In the listing that follows, how many lines contain "JSON"? Give the number only.

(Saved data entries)
>>>
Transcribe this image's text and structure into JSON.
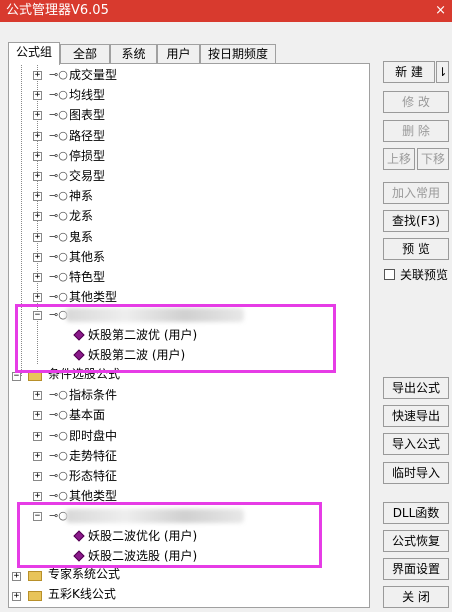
{
  "window": {
    "title": "公式管理器V6.05",
    "close": "×"
  },
  "tabs": [
    "公式组",
    "全部",
    "系统",
    "用户",
    "按日期频度"
  ],
  "tree": {
    "items": [
      "成交量型",
      "均线型",
      "图表型",
      "路径型",
      "停损型",
      "交易型",
      "神系",
      "龙系",
      "鬼系",
      "其他系",
      "特色型",
      "其他类型"
    ],
    "group1_children": [
      "妖股第二波优 (用户)",
      "妖股第二波 (用户)"
    ],
    "section2": "条件选股公式",
    "section2_items": [
      "指标条件",
      "基本面",
      "即时盘中",
      "走势特征",
      "形态特征",
      "其他类型"
    ],
    "group2_children": [
      "妖股二波优化 (用户)",
      "妖股二波选股 (用户)"
    ],
    "section3": "专家系统公式",
    "section4": "五彩K线公式"
  },
  "buttons": {
    "new": "新 建",
    "new_arrow": "⇂",
    "modify": "修 改",
    "delete": "删 除",
    "move_up": "上移",
    "move_down": "下移",
    "add_common": "加入常用",
    "find": "查找(F3)",
    "preview": "预 览",
    "link_preview": "关联预览",
    "export": "导出公式",
    "quick_export": "快速导出",
    "import": "导入公式",
    "temp_import": "临时导入",
    "dll": "DLL函数",
    "restore": "公式恢复",
    "ui_settings": "界面设置",
    "close": "关 闭"
  },
  "colors": {
    "title_bar": "#d83a2e",
    "highlight": "#e63ce6",
    "formula_icon": "#8a1a8a"
  }
}
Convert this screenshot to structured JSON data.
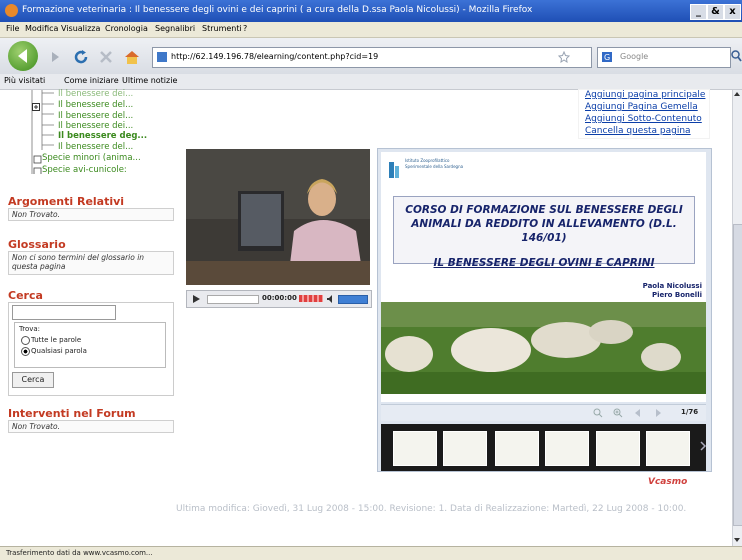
{
  "window": {
    "title": "Formazione veterinaria : Il benessere degli ovini e dei caprini ( a cura della D.ssa Paola Nicolussi) - Mozilla Firefox",
    "controls": [
      "_",
      "&",
      "x"
    ]
  },
  "menu": [
    "File",
    "Modifica",
    "Visualizza",
    "Cronologia",
    "Segnalibri",
    "Strumenti",
    "?"
  ],
  "nav": {
    "url": "http://62.149.196.78/elearning/content.php?cid=19",
    "search_placeholder": "Google"
  },
  "bookmarks": [
    "Più visitati",
    "Come iniziare",
    "Ultime notizie"
  ],
  "tree": {
    "items": [
      "Il benessere dei...",
      "Il benessere del...",
      "Il benessere del...",
      "Il benessere dei...",
      "Il benessere deg...",
      "Il benessere del...",
      "Specie minori (anima...",
      "Specie avi-cunicole:"
    ]
  },
  "sidebar": {
    "related_title": "Argomenti Relativi",
    "related_text": "Non Trovato.",
    "glossary_title": "Glossario",
    "glossary_text": "Non ci sono termini del glossario in questa pagina",
    "search_title": "Cerca",
    "search_value": "",
    "search_options_label": "Trova:",
    "option_all": "Tutte le parole",
    "option_any": "Qualsiasi parola",
    "search_button": "Cerca",
    "forum_title": "Interventi nel Forum",
    "forum_text": "Non Trovato."
  },
  "actions": [
    "Aggiungi pagina principale",
    "Aggiungi Pagina Gemella",
    "Aggiungi Sotto-Contenuto",
    "Cancella questa pagina"
  ],
  "video": {
    "time": "00:00:00"
  },
  "slide": {
    "header_text": "Istituto Zooprofilattico Sperimentale della Sardegna",
    "title": "CORSO DI FORMAZIONE SUL BENESSERE DEGLI ANIMALI DA REDDITO IN ALLEVAMENTO (D.L. 146/01)",
    "subtitle": "IL BENESSERE DEGLI OVINI E CAPRINI",
    "author1": "Paola Nicolussi",
    "author2": "Piero Bonelli",
    "counter": "1/76",
    "thumb_count": 6
  },
  "brand": "Vcasmo",
  "footer": "Ultima modifica: Giovedì, 31 Lug 2008 - 15:00. Revisione: 1. Data di Realizzazione: Martedì, 22 Lug 2008 - 10:00.",
  "status": "Trasferimento dati da www.vcasmo.com...",
  "colors": {
    "accent_red": "#c33a22",
    "tree_green": "#3b8a1e",
    "link_blue": "#0b3ea8",
    "slide_title": "#17246b"
  }
}
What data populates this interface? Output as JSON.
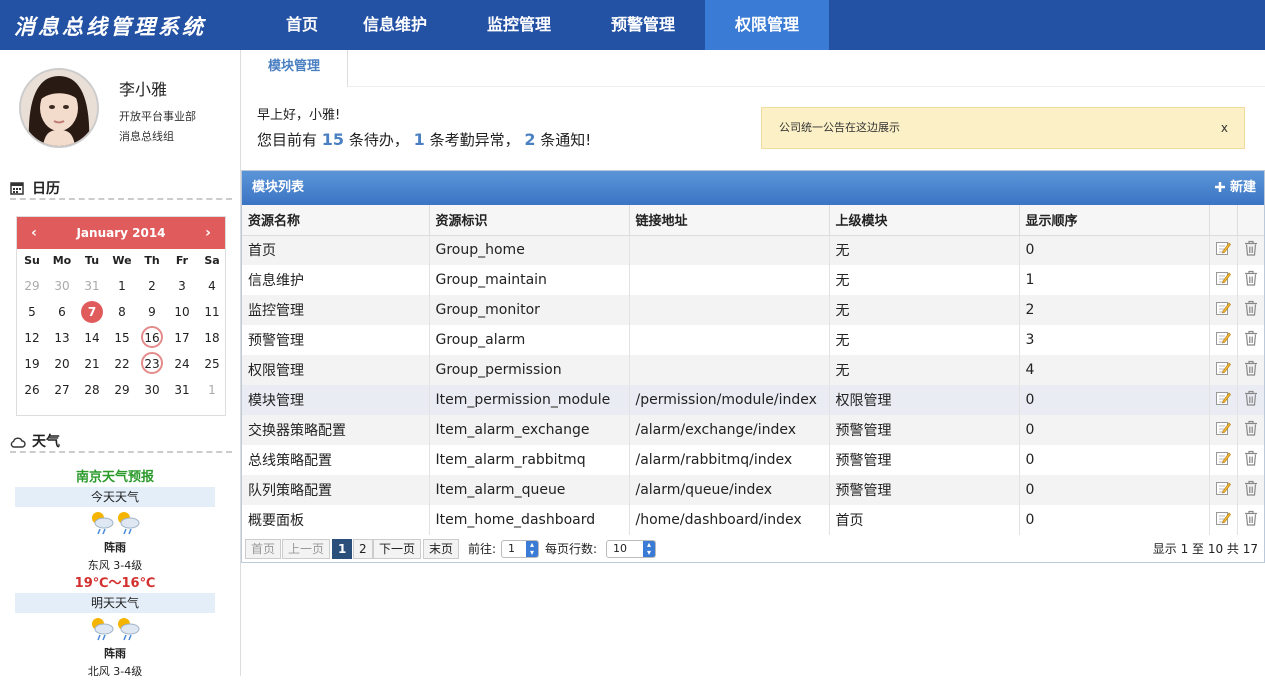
{
  "brand": "消息总线管理系统",
  "nav": [
    {
      "label": "首页",
      "active": false
    },
    {
      "label": "信息维护",
      "active": false
    },
    {
      "label": "监控管理",
      "active": false
    },
    {
      "label": "预警管理",
      "active": false
    },
    {
      "label": "权限管理",
      "active": true
    }
  ],
  "user": {
    "name": "李小雅",
    "dept": "开放平台事业部",
    "group": "消息总线组"
  },
  "calendar": {
    "heading": "日历",
    "month": "January 2014",
    "prev": "‹",
    "next": "›",
    "weekdays": [
      "Su",
      "Mo",
      "Tu",
      "We",
      "Th",
      "Fr",
      "Sa"
    ],
    "days": [
      {
        "d": "29",
        "muted": true
      },
      {
        "d": "30",
        "muted": true
      },
      {
        "d": "31",
        "muted": true
      },
      {
        "d": "1"
      },
      {
        "d": "2"
      },
      {
        "d": "3"
      },
      {
        "d": "4"
      },
      {
        "d": "5"
      },
      {
        "d": "6"
      },
      {
        "d": "7",
        "today": true
      },
      {
        "d": "8"
      },
      {
        "d": "9"
      },
      {
        "d": "10"
      },
      {
        "d": "11"
      },
      {
        "d": "12"
      },
      {
        "d": "13"
      },
      {
        "d": "14"
      },
      {
        "d": "15"
      },
      {
        "d": "16",
        "ring": true
      },
      {
        "d": "17"
      },
      {
        "d": "18"
      },
      {
        "d": "19"
      },
      {
        "d": "20"
      },
      {
        "d": "21"
      },
      {
        "d": "22"
      },
      {
        "d": "23",
        "ring": true
      },
      {
        "d": "24"
      },
      {
        "d": "25"
      },
      {
        "d": "26"
      },
      {
        "d": "27"
      },
      {
        "d": "28"
      },
      {
        "d": "29"
      },
      {
        "d": "30"
      },
      {
        "d": "31"
      },
      {
        "d": "1",
        "muted": true
      }
    ]
  },
  "weather": {
    "heading": "天气",
    "title": "南京天气预报",
    "today_label": "今天天气",
    "today_desc": "阵雨",
    "today_wind": "东风 3-4级",
    "today_temp": "19℃～16℃",
    "tomorrow_label": "明天天气",
    "tomorrow_desc": "阵雨",
    "tomorrow_wind": "北风 3-4级"
  },
  "tab": {
    "label": "模块管理"
  },
  "greeting": {
    "line1": "早上好，小雅!",
    "prefix": "您目前有",
    "todo_count": "15",
    "todo_label": "条待办，",
    "attendance_count": "1",
    "attendance_label": "条考勤异常，",
    "notice_count": "2",
    "notice_label": "条通知!"
  },
  "notice": {
    "text": "公司统一公告在这边展示",
    "close": "x"
  },
  "panel": {
    "title": "模块列表",
    "new_label": "新建"
  },
  "table": {
    "columns": [
      "资源名称",
      "资源标识",
      "链接地址",
      "上级模块",
      "显示顺序"
    ],
    "rows": [
      {
        "name": "首页",
        "id": "Group_home",
        "url": "",
        "parent": "无",
        "order": "0"
      },
      {
        "name": "信息维护",
        "id": "Group_maintain",
        "url": "",
        "parent": "无",
        "order": "1"
      },
      {
        "name": "监控管理",
        "id": "Group_monitor",
        "url": "",
        "parent": "无",
        "order": "2"
      },
      {
        "name": "预警管理",
        "id": "Group_alarm",
        "url": "",
        "parent": "无",
        "order": "3"
      },
      {
        "name": "权限管理",
        "id": "Group_permission",
        "url": "",
        "parent": "无",
        "order": "4"
      },
      {
        "name": "模块管理",
        "id": "Item_permission_module",
        "url": "/permission/module/index",
        "parent": "权限管理",
        "order": "0"
      },
      {
        "name": "交换器策略配置",
        "id": "Item_alarm_exchange",
        "url": "/alarm/exchange/index",
        "parent": "预警管理",
        "order": "0"
      },
      {
        "name": "总线策略配置",
        "id": "Item_alarm_rabbitmq",
        "url": "/alarm/rabbitmq/index",
        "parent": "预警管理",
        "order": "0"
      },
      {
        "name": "队列策略配置",
        "id": "Item_alarm_queue",
        "url": "/alarm/queue/index",
        "parent": "预警管理",
        "order": "0"
      },
      {
        "name": "概要面板",
        "id": "Item_home_dashboard",
        "url": "/home/dashboard/index",
        "parent": "首页",
        "order": "0"
      }
    ]
  },
  "pager": {
    "first": "首页",
    "prev": "上一页",
    "page1": "1",
    "page2": "2",
    "next": "下一页",
    "last": "末页",
    "goto_label": "前往:",
    "goto_value": "1",
    "size_label": "每页行数:",
    "size_value": "10",
    "summary": "显示 1 至 10 共 17"
  },
  "colors": {
    "nav_bg": "#2351a3",
    "nav_active": "#3a7bd5",
    "calendar_accent": "#e05c5c",
    "panel_head": "#3b74c3",
    "notice_bg": "#fcf0c7"
  }
}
<<<
§ EXPECTED ANSWER
3